■ **WHAT THE TASK ASKS**
Below are the records; pull every line that includes "Desktop".

■ **PROVIDED RECORDS**
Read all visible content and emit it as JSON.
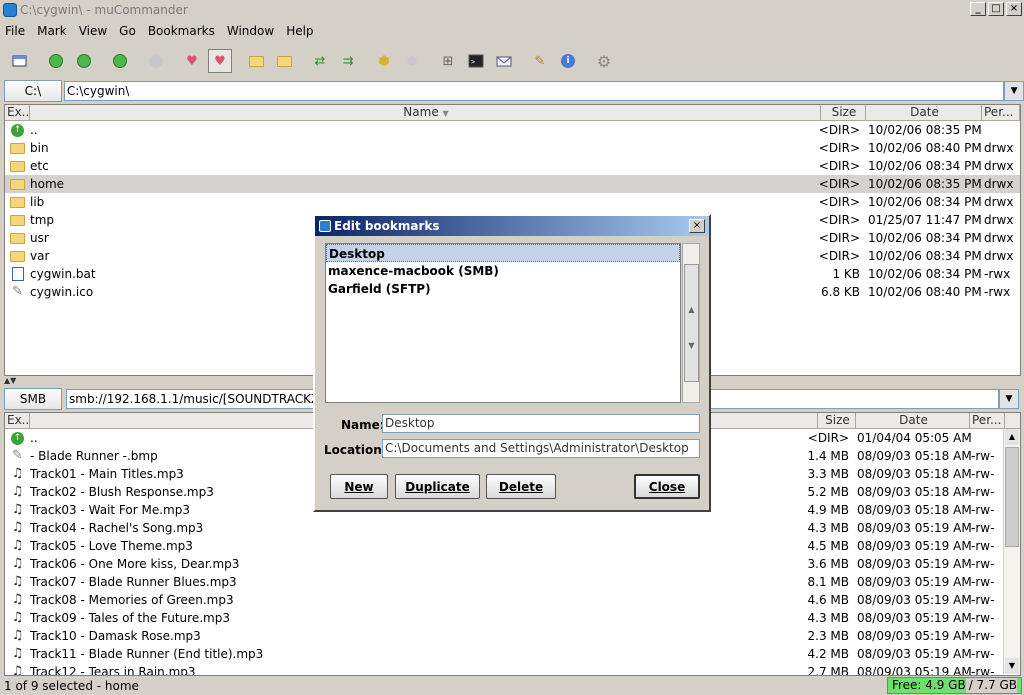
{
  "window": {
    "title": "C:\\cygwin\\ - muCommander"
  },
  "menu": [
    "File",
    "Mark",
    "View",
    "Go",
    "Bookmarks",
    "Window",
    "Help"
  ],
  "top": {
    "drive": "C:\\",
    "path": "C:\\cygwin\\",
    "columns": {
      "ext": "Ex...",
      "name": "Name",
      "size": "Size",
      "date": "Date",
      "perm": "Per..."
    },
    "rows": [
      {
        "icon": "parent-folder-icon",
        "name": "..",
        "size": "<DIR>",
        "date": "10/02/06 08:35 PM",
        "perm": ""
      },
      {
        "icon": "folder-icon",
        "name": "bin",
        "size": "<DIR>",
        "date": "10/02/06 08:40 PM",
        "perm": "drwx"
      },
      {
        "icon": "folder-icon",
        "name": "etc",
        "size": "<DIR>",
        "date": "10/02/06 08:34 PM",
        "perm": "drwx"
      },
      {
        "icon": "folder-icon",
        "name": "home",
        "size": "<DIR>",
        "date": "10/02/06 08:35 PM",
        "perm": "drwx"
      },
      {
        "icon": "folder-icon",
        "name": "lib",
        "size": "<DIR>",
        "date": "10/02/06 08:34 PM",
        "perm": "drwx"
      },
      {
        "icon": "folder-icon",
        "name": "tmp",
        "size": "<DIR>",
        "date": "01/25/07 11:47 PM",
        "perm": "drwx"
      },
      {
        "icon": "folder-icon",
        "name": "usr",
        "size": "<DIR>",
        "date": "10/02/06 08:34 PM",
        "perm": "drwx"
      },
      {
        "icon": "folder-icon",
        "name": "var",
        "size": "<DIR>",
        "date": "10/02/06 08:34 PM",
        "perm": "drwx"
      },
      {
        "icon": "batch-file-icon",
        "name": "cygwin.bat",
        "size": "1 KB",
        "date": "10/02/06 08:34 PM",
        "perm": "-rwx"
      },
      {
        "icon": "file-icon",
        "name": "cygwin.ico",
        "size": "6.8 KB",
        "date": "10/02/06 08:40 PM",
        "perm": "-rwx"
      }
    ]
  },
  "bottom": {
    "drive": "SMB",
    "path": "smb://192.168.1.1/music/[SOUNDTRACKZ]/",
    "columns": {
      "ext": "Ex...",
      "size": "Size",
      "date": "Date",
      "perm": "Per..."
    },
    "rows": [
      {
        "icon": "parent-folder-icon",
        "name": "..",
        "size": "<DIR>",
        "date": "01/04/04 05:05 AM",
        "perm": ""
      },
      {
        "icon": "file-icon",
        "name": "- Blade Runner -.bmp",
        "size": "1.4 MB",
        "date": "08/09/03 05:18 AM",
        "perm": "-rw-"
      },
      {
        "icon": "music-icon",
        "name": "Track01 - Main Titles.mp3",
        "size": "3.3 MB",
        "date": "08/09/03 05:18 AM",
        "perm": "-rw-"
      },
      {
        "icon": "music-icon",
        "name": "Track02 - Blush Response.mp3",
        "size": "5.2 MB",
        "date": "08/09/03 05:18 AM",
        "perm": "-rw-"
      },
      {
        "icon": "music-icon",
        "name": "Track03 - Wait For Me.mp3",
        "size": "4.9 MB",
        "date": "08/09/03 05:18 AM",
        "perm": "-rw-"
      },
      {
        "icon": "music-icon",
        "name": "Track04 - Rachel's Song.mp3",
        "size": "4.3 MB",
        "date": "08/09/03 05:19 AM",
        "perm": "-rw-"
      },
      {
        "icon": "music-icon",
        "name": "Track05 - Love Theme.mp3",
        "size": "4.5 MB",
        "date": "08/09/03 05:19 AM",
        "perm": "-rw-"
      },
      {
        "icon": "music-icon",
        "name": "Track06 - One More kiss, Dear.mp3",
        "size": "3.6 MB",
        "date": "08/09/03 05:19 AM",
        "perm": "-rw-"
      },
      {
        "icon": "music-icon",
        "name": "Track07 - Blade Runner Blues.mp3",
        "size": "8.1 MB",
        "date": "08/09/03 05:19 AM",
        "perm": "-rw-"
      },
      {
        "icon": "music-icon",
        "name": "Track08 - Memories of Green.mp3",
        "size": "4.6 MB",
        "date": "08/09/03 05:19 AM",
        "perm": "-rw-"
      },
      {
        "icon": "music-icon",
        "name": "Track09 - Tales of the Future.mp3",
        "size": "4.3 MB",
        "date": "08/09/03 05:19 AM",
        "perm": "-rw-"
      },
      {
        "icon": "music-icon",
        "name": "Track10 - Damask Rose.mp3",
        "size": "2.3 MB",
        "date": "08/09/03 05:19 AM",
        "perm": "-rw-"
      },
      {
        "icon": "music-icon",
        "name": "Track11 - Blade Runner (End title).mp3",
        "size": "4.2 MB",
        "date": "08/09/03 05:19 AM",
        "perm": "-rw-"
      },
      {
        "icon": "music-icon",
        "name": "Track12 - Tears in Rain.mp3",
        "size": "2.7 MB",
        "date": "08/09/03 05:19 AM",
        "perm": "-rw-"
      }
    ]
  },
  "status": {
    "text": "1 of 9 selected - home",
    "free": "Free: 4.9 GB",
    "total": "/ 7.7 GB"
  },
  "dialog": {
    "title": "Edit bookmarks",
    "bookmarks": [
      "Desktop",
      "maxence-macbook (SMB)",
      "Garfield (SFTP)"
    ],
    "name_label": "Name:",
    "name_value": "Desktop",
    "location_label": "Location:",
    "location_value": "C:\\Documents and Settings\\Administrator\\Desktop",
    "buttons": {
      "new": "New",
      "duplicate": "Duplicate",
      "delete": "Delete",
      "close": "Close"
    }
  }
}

■ **WORKED ANSWER**
      "Desktop",
    "name_value": "Desktop",
    "location_value": "C:\\Documents and Settings\\Administrator\\Desktop",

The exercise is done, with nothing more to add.